§ **YOUR GOAL**: Output all lines exactly.

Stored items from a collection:
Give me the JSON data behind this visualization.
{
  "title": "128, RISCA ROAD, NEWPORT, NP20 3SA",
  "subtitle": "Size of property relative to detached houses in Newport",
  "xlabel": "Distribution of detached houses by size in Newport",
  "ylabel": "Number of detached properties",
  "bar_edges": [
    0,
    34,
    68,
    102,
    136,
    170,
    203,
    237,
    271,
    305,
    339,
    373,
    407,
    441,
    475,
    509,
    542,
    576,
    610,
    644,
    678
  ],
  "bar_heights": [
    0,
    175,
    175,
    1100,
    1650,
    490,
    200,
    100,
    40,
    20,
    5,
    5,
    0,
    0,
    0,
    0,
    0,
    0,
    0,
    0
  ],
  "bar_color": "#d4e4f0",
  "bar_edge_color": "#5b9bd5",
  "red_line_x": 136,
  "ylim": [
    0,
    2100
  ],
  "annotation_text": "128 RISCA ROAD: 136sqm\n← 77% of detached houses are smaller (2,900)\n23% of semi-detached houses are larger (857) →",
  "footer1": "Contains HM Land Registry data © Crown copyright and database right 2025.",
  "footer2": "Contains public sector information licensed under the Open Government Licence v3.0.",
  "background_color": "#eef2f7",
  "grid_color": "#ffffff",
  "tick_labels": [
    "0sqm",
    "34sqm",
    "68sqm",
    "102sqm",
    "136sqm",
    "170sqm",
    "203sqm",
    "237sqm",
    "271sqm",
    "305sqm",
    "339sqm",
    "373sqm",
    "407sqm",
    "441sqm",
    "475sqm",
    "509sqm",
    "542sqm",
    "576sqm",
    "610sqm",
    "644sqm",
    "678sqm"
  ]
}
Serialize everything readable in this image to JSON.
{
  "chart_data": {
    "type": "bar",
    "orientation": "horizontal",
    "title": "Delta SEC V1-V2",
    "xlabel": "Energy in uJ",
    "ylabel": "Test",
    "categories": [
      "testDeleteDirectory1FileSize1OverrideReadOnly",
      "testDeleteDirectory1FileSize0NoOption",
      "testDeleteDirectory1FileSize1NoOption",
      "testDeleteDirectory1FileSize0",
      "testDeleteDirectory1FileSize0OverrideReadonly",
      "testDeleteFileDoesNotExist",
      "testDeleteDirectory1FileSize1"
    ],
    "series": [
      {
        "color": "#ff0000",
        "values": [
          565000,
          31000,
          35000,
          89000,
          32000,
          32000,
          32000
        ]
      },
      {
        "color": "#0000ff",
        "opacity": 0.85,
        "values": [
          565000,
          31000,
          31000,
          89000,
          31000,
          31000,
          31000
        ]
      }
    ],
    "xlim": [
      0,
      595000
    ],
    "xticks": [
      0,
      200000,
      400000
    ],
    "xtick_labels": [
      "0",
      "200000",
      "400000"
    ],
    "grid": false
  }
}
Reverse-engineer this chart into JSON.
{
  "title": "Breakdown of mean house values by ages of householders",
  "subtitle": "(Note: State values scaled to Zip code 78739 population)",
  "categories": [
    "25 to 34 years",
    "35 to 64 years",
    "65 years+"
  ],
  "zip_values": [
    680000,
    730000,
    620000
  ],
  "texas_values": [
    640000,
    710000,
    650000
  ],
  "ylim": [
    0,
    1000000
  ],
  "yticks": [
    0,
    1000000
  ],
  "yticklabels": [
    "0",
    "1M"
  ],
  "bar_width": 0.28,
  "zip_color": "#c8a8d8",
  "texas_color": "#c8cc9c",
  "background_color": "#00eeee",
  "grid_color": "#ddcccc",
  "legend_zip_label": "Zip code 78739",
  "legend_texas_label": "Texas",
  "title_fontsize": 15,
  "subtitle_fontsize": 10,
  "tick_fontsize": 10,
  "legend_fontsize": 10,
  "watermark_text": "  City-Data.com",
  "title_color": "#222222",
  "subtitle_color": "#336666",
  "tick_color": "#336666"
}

§ **REPLY**:
Give me the JSON data behind this visualization.
{
  "title": "128, RISCA ROAD, NEWPORT, NP20 3SA",
  "subtitle": "Size of property relative to detached houses in Newport",
  "xlabel": "Distribution of detached houses by size in Newport",
  "ylabel": "Number of detached properties",
  "bar_edges": [
    0,
    34,
    68,
    102,
    136,
    170,
    203,
    237,
    271,
    305,
    339,
    373,
    407,
    441,
    475,
    509,
    542,
    576,
    610,
    644,
    678
  ],
  "bar_heights": [
    0,
    175,
    175,
    1100,
    1650,
    490,
    200,
    100,
    40,
    20,
    5,
    5,
    0,
    0,
    0,
    0,
    0,
    0,
    0,
    0
  ],
  "bar_color": "#d4e4f0",
  "bar_edge_color": "#5b9bd5",
  "red_line_x": 136,
  "ylim": [
    0,
    2100
  ],
  "annotation_text": "128 RISCA ROAD: 136sqm\n← 77% of detached houses are smaller (2,900)\n23% of semi-detached houses are larger (857) →",
  "footer1": "Contains HM Land Registry data © Crown copyright and database right 2025.",
  "footer2": "Contains public sector information licensed under the Open Government Licence v3.0.",
  "background_color": "#eef2f7",
  "grid_color": "#ffffff",
  "tick_labels": [
    "0sqm",
    "34sqm",
    "68sqm",
    "102sqm",
    "136sqm",
    "170sqm",
    "203sqm",
    "237sqm",
    "271sqm",
    "305sqm",
    "339sqm",
    "373sqm",
    "407sqm",
    "441sqm",
    "475sqm",
    "509sqm",
    "542sqm",
    "576sqm",
    "610sqm",
    "644sqm",
    "678sqm"
  ]
}
Serialize everything readable in this image to JSON.
{
  "chart_data": {
    "type": "bar",
    "orientation": "horizontal",
    "title": "Delta SEC V1-V2",
    "xlabel": "Energy in uJ",
    "ylabel": "Test",
    "categories": [
      "testDeleteDirectory1FileSize1OverrideReadOnly",
      "testDeleteDirectory1FileSize0NoOption",
      "testDeleteDirectory1FileSize1NoOption",
      "testDeleteDirectory1FileSize0",
      "testDeleteDirectory1FileSize0OverrideReadonly",
      "testDeleteFileDoesNotExist",
      "testDeleteDirectory1FileSize1"
    ],
    "series": [
      {
        "color": "#ff0000",
        "values": [
          565000,
          31000,
          35000,
          89000,
          32000,
          32000,
          32000
        ]
      },
      {
        "color": "#0000ff",
        "opacity": 0.85,
        "values": [
          565000,
          31000,
          31000,
          89000,
          31000,
          31000,
          31000
        ]
      }
    ],
    "xlim": [
      0,
      595000
    ],
    "xticks": [
      0,
      200000,
      400000
    ],
    "xtick_labels": [
      "0",
      "200000",
      "400000"
    ],
    "grid": false
  }
}
Reverse-engineer this chart into JSON.
{
  "title": "Breakdown of mean house values by ages of householders",
  "subtitle": "(Note: State values scaled to Zip code 78739 population)",
  "categories": [
    "25 to 34 years",
    "35 to 64 years",
    "65 years+"
  ],
  "zip_values": [
    680000,
    730000,
    620000
  ],
  "texas_values": [
    640000,
    710000,
    650000
  ],
  "ylim": [
    0,
    1000000
  ],
  "yticks": [
    0,
    1000000
  ],
  "yticklabels": [
    "0",
    "1M"
  ],
  "bar_width": 0.28,
  "zip_color": "#c8a8d8",
  "texas_color": "#c8cc9c",
  "background_color": "#00eeee",
  "grid_color": "#ddcccc",
  "legend_zip_label": "Zip code 78739",
  "legend_texas_label": "Texas",
  "title_fontsize": 15,
  "subtitle_fontsize": 10,
  "tick_fontsize": 10,
  "legend_fontsize": 10,
  "watermark_text": "  City-Data.com",
  "title_color": "#222222",
  "subtitle_color": "#336666",
  "tick_color": "#336666"
}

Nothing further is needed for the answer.